* _SET TASK_
Report only the number of lines in the records that contain the word "heading".

━━━━━ DATA FOR PROCESSING ━━━━━

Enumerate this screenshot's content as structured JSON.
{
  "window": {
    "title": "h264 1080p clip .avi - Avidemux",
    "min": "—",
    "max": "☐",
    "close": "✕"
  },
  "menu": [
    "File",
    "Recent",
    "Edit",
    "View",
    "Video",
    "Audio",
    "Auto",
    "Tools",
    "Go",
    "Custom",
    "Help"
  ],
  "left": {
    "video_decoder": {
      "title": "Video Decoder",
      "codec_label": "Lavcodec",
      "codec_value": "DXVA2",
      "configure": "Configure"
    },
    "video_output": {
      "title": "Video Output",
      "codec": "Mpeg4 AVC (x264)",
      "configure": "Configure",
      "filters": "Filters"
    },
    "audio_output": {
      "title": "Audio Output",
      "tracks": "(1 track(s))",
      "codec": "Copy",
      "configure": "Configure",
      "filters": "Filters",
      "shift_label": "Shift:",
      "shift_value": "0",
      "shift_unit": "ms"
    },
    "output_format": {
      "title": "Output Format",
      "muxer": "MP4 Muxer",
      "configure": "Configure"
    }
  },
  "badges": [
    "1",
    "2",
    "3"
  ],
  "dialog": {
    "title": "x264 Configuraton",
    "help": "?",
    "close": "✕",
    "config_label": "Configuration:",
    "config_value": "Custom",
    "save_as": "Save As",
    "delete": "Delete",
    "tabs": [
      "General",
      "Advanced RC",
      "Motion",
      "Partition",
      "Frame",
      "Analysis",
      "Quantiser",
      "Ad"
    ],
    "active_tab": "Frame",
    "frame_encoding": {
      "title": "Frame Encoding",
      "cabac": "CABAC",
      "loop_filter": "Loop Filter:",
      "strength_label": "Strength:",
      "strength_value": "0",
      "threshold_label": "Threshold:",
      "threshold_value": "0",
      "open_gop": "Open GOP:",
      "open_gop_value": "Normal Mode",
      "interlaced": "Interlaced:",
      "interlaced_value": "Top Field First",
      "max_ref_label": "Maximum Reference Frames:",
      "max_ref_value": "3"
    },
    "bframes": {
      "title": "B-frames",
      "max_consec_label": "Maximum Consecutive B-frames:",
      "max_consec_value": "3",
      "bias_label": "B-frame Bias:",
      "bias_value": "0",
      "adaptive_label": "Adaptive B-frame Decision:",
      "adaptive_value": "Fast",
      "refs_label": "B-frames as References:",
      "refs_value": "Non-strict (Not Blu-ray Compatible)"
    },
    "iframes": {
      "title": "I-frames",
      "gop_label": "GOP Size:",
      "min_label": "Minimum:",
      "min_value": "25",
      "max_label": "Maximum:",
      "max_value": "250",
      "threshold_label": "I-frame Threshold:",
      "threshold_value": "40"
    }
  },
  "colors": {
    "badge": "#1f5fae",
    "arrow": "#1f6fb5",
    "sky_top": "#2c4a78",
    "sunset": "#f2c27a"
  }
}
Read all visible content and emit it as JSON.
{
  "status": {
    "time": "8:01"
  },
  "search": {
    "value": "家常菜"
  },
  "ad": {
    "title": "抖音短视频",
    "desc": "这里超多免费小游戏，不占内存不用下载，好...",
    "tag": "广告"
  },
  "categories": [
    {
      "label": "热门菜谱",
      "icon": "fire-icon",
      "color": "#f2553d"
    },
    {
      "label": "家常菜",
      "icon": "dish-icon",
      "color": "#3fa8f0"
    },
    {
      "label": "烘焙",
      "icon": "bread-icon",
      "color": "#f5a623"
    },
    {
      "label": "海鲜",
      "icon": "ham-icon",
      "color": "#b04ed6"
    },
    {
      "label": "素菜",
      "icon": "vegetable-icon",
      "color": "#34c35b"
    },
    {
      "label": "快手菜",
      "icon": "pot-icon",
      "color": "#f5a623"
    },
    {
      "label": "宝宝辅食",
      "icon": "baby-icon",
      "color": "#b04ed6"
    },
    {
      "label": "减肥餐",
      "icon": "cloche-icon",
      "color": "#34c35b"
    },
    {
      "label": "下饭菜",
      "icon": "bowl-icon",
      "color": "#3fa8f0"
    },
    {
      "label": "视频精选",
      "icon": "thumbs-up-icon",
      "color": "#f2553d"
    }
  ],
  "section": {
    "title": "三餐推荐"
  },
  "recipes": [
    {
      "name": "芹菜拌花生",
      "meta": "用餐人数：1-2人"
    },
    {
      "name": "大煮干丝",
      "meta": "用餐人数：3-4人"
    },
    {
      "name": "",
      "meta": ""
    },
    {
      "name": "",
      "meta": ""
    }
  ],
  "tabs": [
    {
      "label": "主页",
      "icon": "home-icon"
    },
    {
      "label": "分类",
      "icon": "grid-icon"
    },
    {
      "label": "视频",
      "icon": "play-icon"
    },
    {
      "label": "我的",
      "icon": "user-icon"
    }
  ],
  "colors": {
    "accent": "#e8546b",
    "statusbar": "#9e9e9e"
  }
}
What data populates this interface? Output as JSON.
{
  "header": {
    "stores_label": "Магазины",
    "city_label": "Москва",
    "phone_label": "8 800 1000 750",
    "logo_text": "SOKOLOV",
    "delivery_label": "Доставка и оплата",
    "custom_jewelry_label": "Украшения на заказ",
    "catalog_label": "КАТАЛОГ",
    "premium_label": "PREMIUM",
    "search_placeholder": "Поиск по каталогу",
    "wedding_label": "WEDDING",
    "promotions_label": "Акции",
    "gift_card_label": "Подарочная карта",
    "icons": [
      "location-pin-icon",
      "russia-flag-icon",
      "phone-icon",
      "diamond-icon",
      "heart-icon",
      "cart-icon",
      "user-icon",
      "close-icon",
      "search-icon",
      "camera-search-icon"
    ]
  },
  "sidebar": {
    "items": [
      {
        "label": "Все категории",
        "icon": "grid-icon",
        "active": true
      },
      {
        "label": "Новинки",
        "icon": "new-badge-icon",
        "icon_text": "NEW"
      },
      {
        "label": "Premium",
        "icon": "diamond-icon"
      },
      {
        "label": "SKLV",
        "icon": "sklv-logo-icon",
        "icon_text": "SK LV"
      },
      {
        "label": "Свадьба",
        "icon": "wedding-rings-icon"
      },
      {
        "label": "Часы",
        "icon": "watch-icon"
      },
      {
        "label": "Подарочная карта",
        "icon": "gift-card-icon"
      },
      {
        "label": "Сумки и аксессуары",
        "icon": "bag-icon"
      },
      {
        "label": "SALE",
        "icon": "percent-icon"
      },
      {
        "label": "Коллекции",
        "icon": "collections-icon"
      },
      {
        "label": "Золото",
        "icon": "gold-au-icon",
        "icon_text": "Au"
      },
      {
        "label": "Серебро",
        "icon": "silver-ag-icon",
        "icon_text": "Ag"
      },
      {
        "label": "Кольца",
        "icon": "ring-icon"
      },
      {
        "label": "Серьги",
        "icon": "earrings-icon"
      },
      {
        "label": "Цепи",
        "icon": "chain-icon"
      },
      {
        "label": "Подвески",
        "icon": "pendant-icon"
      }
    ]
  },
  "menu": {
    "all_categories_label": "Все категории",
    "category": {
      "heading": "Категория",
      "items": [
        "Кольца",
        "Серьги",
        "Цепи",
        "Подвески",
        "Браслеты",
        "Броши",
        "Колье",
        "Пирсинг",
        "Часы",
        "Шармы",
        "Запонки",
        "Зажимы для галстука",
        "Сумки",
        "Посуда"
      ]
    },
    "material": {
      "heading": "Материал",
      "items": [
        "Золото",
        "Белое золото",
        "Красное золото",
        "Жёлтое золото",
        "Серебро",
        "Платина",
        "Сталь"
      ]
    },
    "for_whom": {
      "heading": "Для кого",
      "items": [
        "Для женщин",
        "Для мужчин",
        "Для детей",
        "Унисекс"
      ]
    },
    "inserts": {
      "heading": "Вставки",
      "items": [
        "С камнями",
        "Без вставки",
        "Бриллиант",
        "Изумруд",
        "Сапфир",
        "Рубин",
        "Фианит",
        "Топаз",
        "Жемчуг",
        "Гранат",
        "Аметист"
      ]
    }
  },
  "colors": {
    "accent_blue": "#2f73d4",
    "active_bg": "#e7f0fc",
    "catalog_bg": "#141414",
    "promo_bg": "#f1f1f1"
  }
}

━━━━━

* _COMPLETE ANSWER_
4